## Data excerpts
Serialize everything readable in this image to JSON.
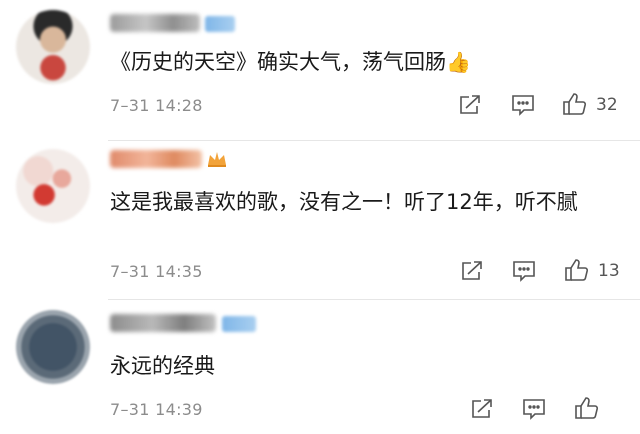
{
  "comments": [
    {
      "text": "《历史的天空》确实大气，荡气回肠",
      "emoji": "👍",
      "time": "7–31 14:28",
      "likes": "32"
    },
    {
      "text": "这是我最喜欢的歌，没有之一！听了12年，听不腻",
      "time": "7–31 14:35",
      "likes": "13"
    },
    {
      "text": "永远的经典",
      "time": "7–31 14:39",
      "likes": ""
    }
  ],
  "icons": {
    "share": "share-icon",
    "comment": "comment-icon",
    "like": "thumbs-up-icon",
    "badge": "vip-badge-icon",
    "crown": "crown-icon"
  },
  "colors": {
    "text": "#1a1a1a",
    "muted": "#8c8c8c",
    "divider": "#e6e6e6"
  }
}
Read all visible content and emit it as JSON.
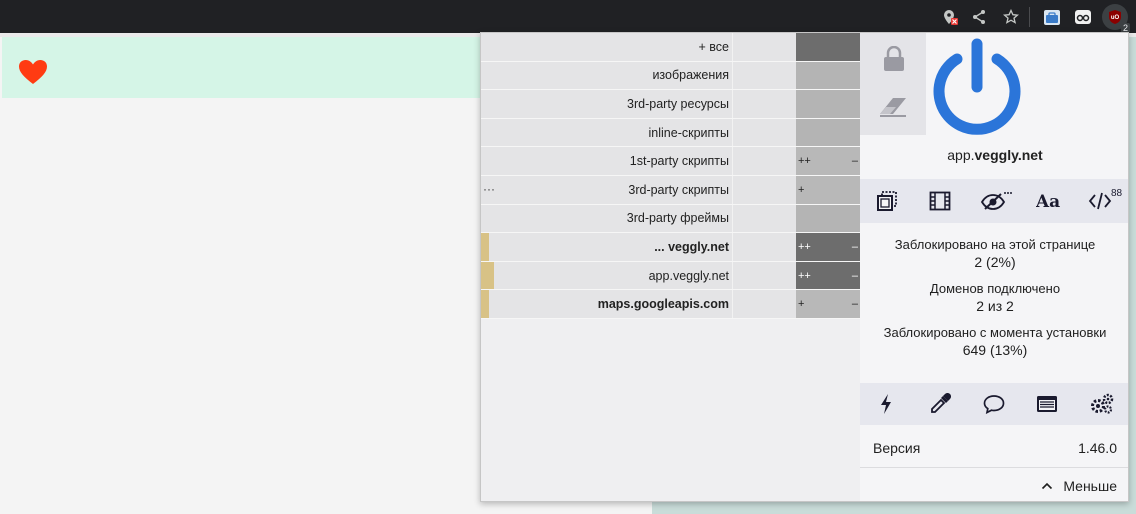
{
  "browser": {
    "toolbar_icons": [
      "location-blocked-icon",
      "share-icon",
      "bookmark-star-icon",
      "extension-briefcase-icon",
      "extension-mask-icon",
      "ublock-origin-icon"
    ],
    "ubo_badge": "2"
  },
  "page": {
    "header_icon": "heart-icon",
    "header_bg": "#d5f5e7",
    "heart_color": "#ff3b12"
  },
  "firewall": {
    "rows": [
      {
        "label": "+ все",
        "bold": false,
        "ellipsis": "",
        "bar": 0,
        "cell": "dark",
        "left": "",
        "right": ""
      },
      {
        "label": "изображения",
        "bold": false,
        "ellipsis": "",
        "bar": 0,
        "cell": "mid",
        "left": "",
        "right": ""
      },
      {
        "label": "3rd-party ресурсы",
        "bold": false,
        "ellipsis": "",
        "bar": 0,
        "cell": "mid",
        "left": "",
        "right": ""
      },
      {
        "label": "inline-скрипты",
        "bold": false,
        "ellipsis": "",
        "bar": 0,
        "cell": "mid",
        "left": "",
        "right": ""
      },
      {
        "label": "1st-party скрипты",
        "bold": false,
        "ellipsis": "",
        "bar": 0,
        "cell": "light",
        "left": "++",
        "right": "–"
      },
      {
        "label": "3rd-party скрипты",
        "bold": false,
        "ellipsis": "···",
        "bar": 0,
        "cell": "light",
        "left": "+",
        "right": ""
      },
      {
        "label": "3rd-party фреймы",
        "bold": false,
        "ellipsis": "",
        "bar": 0,
        "cell": "mid",
        "left": "",
        "right": ""
      },
      {
        "label": "... veggly.net",
        "bold": true,
        "ellipsis": "",
        "bar": 0.03,
        "cell": "dark",
        "left": "++",
        "right": "–"
      },
      {
        "label": "app.veggly.net",
        "bold": false,
        "ellipsis": "",
        "bar": 0.05,
        "cell": "dark",
        "left": "++",
        "right": "–"
      },
      {
        "label": "maps.googleapis.com",
        "bold": true,
        "ellipsis": "",
        "bar": 0.03,
        "cell": "light",
        "left": "+",
        "right": "–"
      }
    ]
  },
  "panel": {
    "hostname_sub": "app.",
    "hostname_domain": "veggly.net",
    "power_color": "#2b75d9",
    "quick_icons": [
      "popup-block-icon",
      "media-block-icon",
      "cosmetic-filter-icon",
      "remote-font-icon",
      "javascript-icon"
    ],
    "js_count": "88",
    "blocked_page_label": "Заблокировано на этой странице",
    "blocked_page_value": "2 (2%)",
    "domains_label": "Доменов подключено",
    "domains_value": "2 из 2",
    "blocked_total_label": "Заблокировано с момента установки",
    "blocked_total_value": "649 (13%)",
    "tool_icons": [
      "zap-icon",
      "picker-icon",
      "report-icon",
      "logger-icon",
      "dashboard-icon"
    ],
    "version_label": "Версия",
    "version_value": "1.46.0",
    "less_label": "Меньше"
  }
}
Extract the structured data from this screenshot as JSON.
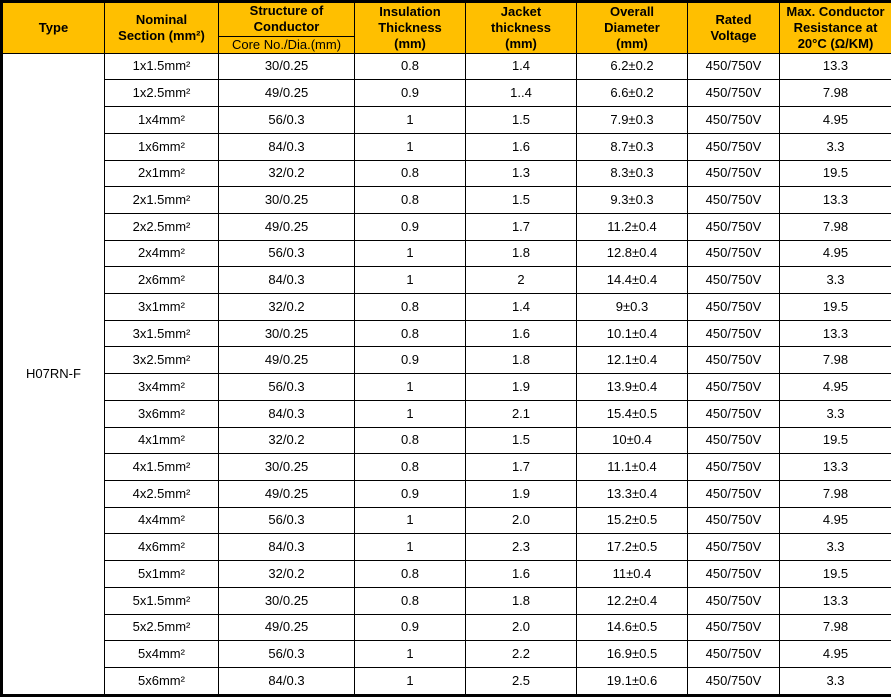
{
  "table": {
    "headers": {
      "type": "Type",
      "nominal_section": [
        "Nominal",
        "Section (mm²)"
      ],
      "structure_of_conductor": [
        "Structure of",
        "Conductor"
      ],
      "structure_sub": "Core No./Dia.(mm)",
      "insulation_thickness": [
        "Insulation",
        "Thickness",
        "(mm)"
      ],
      "jacket_thickness": [
        "Jacket",
        "thickness",
        "(mm)"
      ],
      "overall_diameter": [
        "Overall",
        "Diameter",
        "(mm)"
      ],
      "rated_voltage": [
        "Rated",
        "Voltage"
      ],
      "max_conductor_resistance": [
        "Max. Conductor",
        "Resistance at",
        "20°C (Ω/KM)"
      ]
    },
    "type_value": "H07RN-F",
    "rows": [
      {
        "section": "1x1.5mm²",
        "structure": "30/0.25",
        "insulation": "0.8",
        "jacket": "1.4",
        "diameter": "6.2±0.2",
        "voltage": "450/750V",
        "resistance": "13.3"
      },
      {
        "section": "1x2.5mm²",
        "structure": "49/0.25",
        "insulation": "0.9",
        "jacket": "1..4",
        "diameter": "6.6±0.2",
        "voltage": "450/750V",
        "resistance": "7.98"
      },
      {
        "section": "1x4mm²",
        "structure": "56/0.3",
        "insulation": "1",
        "jacket": "1.5",
        "diameter": "7.9±0.3",
        "voltage": "450/750V",
        "resistance": "4.95"
      },
      {
        "section": "1x6mm²",
        "structure": "84/0.3",
        "insulation": "1",
        "jacket": "1.6",
        "diameter": "8.7±0.3",
        "voltage": "450/750V",
        "resistance": "3.3"
      },
      {
        "section": "2x1mm²",
        "structure": "32/0.2",
        "insulation": "0.8",
        "jacket": "1.3",
        "diameter": "8.3±0.3",
        "voltage": "450/750V",
        "resistance": "19.5"
      },
      {
        "section": "2x1.5mm²",
        "structure": "30/0.25",
        "insulation": "0.8",
        "jacket": "1.5",
        "diameter": "9.3±0.3",
        "voltage": "450/750V",
        "resistance": "13.3"
      },
      {
        "section": "2x2.5mm²",
        "structure": "49/0.25",
        "insulation": "0.9",
        "jacket": "1.7",
        "diameter": "11.2±0.4",
        "voltage": "450/750V",
        "resistance": "7.98"
      },
      {
        "section": "2x4mm²",
        "structure": "56/0.3",
        "insulation": "1",
        "jacket": "1.8",
        "diameter": "12.8±0.4",
        "voltage": "450/750V",
        "resistance": "4.95"
      },
      {
        "section": "2x6mm²",
        "structure": "84/0.3",
        "insulation": "1",
        "jacket": "2",
        "diameter": "14.4±0.4",
        "voltage": "450/750V",
        "resistance": "3.3"
      },
      {
        "section": "3x1mm²",
        "structure": "32/0.2",
        "insulation": "0.8",
        "jacket": "1.4",
        "diameter": "9±0.3",
        "voltage": "450/750V",
        "resistance": "19.5"
      },
      {
        "section": "3x1.5mm²",
        "structure": "30/0.25",
        "insulation": "0.8",
        "jacket": "1.6",
        "diameter": "10.1±0.4",
        "voltage": "450/750V",
        "resistance": "13.3"
      },
      {
        "section": "3x2.5mm²",
        "structure": "49/0.25",
        "insulation": "0.9",
        "jacket": "1.8",
        "diameter": "12.1±0.4",
        "voltage": "450/750V",
        "resistance": "7.98"
      },
      {
        "section": "3x4mm²",
        "structure": "56/0.3",
        "insulation": "1",
        "jacket": "1.9",
        "diameter": "13.9±0.4",
        "voltage": "450/750V",
        "resistance": "4.95"
      },
      {
        "section": "3x6mm²",
        "structure": "84/0.3",
        "insulation": "1",
        "jacket": "2.1",
        "diameter": "15.4±0.5",
        "voltage": "450/750V",
        "resistance": "3.3"
      },
      {
        "section": "4x1mm²",
        "structure": "32/0.2",
        "insulation": "0.8",
        "jacket": "1.5",
        "diameter": "10±0.4",
        "voltage": "450/750V",
        "resistance": "19.5"
      },
      {
        "section": "4x1.5mm²",
        "structure": "30/0.25",
        "insulation": "0.8",
        "jacket": "1.7",
        "diameter": "11.1±0.4",
        "voltage": "450/750V",
        "resistance": "13.3"
      },
      {
        "section": "4x2.5mm²",
        "structure": "49/0.25",
        "insulation": "0.9",
        "jacket": "1.9",
        "diameter": "13.3±0.4",
        "voltage": "450/750V",
        "resistance": "7.98"
      },
      {
        "section": "4x4mm²",
        "structure": "56/0.3",
        "insulation": "1",
        "jacket": "2.0",
        "diameter": "15.2±0.5",
        "voltage": "450/750V",
        "resistance": "4.95"
      },
      {
        "section": "4x6mm²",
        "structure": "84/0.3",
        "insulation": "1",
        "jacket": "2.3",
        "diameter": "17.2±0.5",
        "voltage": "450/750V",
        "resistance": "3.3"
      },
      {
        "section": "5x1mm²",
        "structure": "32/0.2",
        "insulation": "0.8",
        "jacket": "1.6",
        "diameter": "11±0.4",
        "voltage": "450/750V",
        "resistance": "19.5"
      },
      {
        "section": "5x1.5mm²",
        "structure": "30/0.25",
        "insulation": "0.8",
        "jacket": "1.8",
        "diameter": "12.2±0.4",
        "voltage": "450/750V",
        "resistance": "13.3"
      },
      {
        "section": "5x2.5mm²",
        "structure": "49/0.25",
        "insulation": "0.9",
        "jacket": "2.0",
        "diameter": "14.6±0.5",
        "voltage": "450/750V",
        "resistance": "7.98"
      },
      {
        "section": "5x4mm²",
        "structure": "56/0.3",
        "insulation": "1",
        "jacket": "2.2",
        "diameter": "16.9±0.5",
        "voltage": "450/750V",
        "resistance": "4.95"
      },
      {
        "section": "5x6mm²",
        "structure": "84/0.3",
        "insulation": "1",
        "jacket": "2.5",
        "diameter": "19.1±0.6",
        "voltage": "450/750V",
        "resistance": "3.3"
      }
    ]
  },
  "colors": {
    "header_background": "#FFBF00",
    "border": "#000000",
    "text": "#000000"
  }
}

## Instructions to follow
Search the entries for the word "скрипты" and gather every line where it appears.

## Final answer
        "label": "inline-скрипты",
        "label": "1st-party скрипты",
        "label": "3rd-party скрипты",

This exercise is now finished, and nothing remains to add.